«La guerre n'est pas qu'une affaire d'hommes1 ». Pour bien comprendre les rôles et conditions des femmes pendant la Grande Guerre, il convient de revenir sur les principaux évènements de la guerre et sur le contexte socio-économique de ces années.
A l'été 1914, rien de laisse présager l'imminence d'une guerre. La France vit à l'heure de la Belle Époque. L'assassinat de l'Archiduc François Ferdinand a tout juste été mentionné dans la presse et l'affaire Caillaux intéresse davantage l'opinion publique.
Mais en quelques jours, l'Europe s'embrase à partir du 28 juillet.
Le samedi 1er août, la France décrète la mobilisation générale et placarde l'affiche ci-jointe. Le clairon sonne à 15h45 l'appel aux armes.
Première incidence directe de la guerre: la séparation avec le départ des hommes les jours suivants. Avec la certitude d'une victoire facile et d'une guerre courte, les départs donnent lieu à des scènes collectives de patriotisme.
Les femmes cachent leur peine; elles doivent être fières de voir partir leurs hommes (mari, fils, frère) pour défendre leur pays, et être courageuses.
La mobilisation des hommes, la réquisition des véhicules et des animaux désorganisent alors totalement la vie du pays.

Entrées d'annotation spatiale:
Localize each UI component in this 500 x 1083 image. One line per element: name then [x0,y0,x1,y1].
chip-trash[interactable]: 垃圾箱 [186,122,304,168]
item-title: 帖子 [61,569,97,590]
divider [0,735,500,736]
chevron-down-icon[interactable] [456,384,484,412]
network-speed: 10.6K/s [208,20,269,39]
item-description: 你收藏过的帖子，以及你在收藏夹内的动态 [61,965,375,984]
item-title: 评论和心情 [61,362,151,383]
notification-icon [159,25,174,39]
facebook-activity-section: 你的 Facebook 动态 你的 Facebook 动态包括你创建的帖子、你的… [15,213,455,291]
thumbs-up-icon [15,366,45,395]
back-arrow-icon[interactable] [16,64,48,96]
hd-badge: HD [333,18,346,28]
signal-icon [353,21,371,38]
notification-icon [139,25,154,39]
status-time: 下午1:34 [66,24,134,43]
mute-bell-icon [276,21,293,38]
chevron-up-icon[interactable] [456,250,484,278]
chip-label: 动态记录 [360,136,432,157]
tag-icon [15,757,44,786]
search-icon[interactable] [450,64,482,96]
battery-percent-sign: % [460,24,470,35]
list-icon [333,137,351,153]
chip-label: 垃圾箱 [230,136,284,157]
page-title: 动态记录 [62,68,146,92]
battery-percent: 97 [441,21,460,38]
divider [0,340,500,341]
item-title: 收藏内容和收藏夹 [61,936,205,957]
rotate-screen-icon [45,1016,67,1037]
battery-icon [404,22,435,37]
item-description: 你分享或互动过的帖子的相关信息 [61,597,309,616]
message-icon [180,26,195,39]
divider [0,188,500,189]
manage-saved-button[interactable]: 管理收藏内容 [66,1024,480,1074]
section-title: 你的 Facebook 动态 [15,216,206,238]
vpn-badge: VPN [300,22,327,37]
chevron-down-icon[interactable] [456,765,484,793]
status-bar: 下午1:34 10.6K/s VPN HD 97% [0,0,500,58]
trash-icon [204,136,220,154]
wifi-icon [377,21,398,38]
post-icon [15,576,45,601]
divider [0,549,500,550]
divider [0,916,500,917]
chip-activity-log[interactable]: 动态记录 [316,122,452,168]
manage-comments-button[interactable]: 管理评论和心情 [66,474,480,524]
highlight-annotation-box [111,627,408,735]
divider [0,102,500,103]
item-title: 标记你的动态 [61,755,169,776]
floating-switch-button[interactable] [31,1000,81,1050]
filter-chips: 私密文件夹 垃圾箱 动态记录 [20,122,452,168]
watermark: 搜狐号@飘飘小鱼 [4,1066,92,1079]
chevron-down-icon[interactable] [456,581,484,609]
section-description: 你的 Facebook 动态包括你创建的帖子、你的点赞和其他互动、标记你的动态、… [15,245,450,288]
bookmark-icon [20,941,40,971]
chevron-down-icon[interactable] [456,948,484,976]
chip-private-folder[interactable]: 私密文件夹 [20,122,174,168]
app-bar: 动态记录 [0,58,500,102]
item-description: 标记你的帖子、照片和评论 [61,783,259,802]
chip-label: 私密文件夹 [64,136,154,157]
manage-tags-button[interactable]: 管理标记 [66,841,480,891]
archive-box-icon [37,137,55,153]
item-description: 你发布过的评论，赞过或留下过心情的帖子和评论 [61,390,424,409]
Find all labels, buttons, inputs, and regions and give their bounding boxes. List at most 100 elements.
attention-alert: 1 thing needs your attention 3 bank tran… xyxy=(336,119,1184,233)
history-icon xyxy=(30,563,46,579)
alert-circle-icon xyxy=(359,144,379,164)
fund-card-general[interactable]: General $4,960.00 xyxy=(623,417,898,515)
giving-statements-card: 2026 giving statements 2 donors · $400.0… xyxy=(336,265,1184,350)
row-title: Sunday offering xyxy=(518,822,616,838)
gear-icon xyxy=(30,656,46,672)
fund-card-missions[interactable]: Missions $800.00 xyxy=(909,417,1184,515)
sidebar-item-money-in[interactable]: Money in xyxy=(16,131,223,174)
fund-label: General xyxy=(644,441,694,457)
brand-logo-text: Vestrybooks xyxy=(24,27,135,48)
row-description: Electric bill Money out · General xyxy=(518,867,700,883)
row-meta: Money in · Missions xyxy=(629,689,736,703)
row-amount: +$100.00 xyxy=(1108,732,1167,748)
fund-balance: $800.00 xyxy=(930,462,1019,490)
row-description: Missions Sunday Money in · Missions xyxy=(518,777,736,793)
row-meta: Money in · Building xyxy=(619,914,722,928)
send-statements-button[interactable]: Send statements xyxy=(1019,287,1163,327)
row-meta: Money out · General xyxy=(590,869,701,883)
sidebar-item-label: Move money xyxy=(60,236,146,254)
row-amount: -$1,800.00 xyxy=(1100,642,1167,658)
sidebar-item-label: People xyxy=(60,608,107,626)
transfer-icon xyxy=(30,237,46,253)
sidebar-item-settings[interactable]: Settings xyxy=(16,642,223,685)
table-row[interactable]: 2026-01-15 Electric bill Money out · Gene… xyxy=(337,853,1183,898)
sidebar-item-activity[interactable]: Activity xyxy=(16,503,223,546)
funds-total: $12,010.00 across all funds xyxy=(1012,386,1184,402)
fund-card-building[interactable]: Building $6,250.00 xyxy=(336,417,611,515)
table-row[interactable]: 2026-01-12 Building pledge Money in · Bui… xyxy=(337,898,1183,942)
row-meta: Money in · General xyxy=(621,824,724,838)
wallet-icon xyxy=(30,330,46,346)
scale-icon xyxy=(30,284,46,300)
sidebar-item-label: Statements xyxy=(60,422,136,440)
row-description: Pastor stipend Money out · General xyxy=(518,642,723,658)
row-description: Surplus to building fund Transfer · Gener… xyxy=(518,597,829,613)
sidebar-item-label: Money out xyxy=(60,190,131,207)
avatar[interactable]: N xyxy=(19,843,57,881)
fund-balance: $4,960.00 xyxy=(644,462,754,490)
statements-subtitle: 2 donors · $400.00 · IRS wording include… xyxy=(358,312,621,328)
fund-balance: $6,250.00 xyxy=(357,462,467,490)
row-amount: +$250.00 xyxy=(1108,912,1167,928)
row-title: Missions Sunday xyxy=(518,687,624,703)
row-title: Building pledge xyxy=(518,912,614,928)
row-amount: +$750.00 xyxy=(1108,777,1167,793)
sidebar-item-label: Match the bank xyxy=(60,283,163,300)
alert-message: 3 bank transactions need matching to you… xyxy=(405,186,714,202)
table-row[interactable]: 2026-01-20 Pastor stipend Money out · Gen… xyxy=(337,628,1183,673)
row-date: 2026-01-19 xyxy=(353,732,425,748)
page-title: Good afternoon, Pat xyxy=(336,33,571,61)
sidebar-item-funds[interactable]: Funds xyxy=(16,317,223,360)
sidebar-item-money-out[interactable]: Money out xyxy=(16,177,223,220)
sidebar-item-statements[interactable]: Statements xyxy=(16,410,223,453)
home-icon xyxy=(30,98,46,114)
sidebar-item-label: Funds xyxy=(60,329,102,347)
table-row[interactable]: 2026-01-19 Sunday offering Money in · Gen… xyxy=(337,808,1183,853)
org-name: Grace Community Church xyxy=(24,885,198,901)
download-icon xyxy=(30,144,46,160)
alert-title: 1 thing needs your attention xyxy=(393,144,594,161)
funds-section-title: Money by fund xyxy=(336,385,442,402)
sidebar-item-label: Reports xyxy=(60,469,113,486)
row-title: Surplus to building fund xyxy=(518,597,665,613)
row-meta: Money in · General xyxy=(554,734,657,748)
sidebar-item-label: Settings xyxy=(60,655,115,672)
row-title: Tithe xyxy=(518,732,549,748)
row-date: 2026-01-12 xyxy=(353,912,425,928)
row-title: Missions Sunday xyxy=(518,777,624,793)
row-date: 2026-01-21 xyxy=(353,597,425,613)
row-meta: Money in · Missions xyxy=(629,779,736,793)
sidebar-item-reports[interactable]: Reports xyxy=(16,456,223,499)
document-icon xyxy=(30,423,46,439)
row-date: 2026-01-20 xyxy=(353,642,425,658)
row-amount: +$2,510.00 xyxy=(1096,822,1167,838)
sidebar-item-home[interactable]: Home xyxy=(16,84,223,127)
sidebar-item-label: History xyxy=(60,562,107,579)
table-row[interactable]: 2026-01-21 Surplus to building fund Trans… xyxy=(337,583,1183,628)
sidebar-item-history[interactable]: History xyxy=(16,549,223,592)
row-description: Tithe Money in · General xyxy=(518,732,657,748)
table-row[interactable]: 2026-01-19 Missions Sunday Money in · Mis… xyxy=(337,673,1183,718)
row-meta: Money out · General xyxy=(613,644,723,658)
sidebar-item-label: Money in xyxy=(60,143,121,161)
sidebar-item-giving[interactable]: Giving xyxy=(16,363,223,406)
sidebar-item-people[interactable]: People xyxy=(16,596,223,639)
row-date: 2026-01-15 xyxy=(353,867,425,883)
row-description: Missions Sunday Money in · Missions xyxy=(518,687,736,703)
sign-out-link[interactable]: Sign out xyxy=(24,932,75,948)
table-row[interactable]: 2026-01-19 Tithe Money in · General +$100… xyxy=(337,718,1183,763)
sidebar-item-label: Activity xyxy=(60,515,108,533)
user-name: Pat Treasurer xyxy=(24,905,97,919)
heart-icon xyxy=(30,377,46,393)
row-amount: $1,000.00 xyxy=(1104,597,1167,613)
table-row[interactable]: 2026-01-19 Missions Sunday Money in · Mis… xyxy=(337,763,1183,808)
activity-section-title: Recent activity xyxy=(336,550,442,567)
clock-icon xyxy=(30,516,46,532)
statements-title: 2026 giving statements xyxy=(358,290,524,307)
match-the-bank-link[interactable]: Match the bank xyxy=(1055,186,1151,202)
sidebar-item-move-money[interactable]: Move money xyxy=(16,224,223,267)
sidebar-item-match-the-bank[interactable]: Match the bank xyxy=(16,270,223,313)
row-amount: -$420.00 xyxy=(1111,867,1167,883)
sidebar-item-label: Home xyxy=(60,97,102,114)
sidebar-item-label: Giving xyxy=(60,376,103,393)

**CONSIGNES DE L'EXERCICE**
[1] Reproduisez fidèlement le passage du texte sur les femmes dans la Grande Guerre qui va de « Première incidence directe » jusqu'à « vie du pays. » inclus.
[2] Quels membres de la famille le texte sur les femmes dans la Grande Guerre cite-t-il entre parenthèses ? Donnez-les tous.

**CORRIGÉS DÉTAILLÉS**
[1]
Première incidence directe de la guerre: la séparation avec le départ des hommes les jours suivants. Avec la certitude d'une victoire facile et d'une guerre courte, les départs donnent lieu à des scènes collectives de patriotisme.
Les femmes cachent leur peine; elles doivent être fières de voir partir leurs hommes (mari, fils, frère) pour défendre leur pays, et être courageuses.
La mobilisation des hommes, la réquisition des véhicules et des animaux désorganisent alors totalement la vie du pays.

[2] mari, fils, frère